begin

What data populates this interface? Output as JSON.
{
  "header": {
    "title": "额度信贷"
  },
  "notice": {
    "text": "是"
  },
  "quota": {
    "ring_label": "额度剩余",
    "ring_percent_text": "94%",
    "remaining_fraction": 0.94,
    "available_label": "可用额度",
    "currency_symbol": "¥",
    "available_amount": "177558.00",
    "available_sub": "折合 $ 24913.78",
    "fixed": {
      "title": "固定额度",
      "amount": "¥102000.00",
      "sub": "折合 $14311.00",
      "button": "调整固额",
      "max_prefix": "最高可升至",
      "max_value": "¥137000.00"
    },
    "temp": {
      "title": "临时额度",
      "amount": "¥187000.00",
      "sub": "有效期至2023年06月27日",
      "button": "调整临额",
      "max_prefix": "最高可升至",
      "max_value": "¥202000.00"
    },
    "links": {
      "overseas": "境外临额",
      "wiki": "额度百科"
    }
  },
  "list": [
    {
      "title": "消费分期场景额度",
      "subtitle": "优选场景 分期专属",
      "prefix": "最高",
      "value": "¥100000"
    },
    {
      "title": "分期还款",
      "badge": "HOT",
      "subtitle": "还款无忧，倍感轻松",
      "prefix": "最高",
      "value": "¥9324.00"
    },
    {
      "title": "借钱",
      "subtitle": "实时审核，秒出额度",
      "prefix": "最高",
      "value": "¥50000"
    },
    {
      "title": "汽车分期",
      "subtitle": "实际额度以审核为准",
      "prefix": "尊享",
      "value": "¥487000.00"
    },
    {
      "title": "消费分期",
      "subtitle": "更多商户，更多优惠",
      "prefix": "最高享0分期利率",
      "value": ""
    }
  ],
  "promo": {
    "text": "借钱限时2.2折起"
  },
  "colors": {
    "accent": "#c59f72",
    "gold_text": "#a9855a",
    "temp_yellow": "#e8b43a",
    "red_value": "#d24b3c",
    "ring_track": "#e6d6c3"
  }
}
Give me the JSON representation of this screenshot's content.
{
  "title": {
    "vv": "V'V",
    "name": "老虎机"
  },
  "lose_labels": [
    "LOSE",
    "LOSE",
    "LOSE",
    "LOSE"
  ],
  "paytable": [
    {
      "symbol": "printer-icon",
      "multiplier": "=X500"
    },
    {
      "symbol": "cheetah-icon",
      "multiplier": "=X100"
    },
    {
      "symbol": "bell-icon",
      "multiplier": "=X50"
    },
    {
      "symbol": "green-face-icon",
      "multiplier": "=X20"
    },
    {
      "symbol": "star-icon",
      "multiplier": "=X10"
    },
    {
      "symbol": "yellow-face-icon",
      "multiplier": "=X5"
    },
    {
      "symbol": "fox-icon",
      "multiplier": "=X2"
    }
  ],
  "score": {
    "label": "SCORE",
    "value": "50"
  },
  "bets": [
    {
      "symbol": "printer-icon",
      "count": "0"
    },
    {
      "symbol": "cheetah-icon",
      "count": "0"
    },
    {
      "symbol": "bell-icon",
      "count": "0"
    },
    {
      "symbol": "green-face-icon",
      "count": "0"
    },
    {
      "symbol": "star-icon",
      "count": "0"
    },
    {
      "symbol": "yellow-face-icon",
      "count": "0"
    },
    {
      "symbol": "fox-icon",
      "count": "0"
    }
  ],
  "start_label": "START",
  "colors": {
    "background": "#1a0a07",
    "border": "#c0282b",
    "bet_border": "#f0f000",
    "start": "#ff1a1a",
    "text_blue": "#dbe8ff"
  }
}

end

Work to do:
Lines that hold "JSON" are the ones to copy; find all of them.

Exercise response:
What data populates this interface? Output as JSON.
Give me the JSON representation of this screenshot's content.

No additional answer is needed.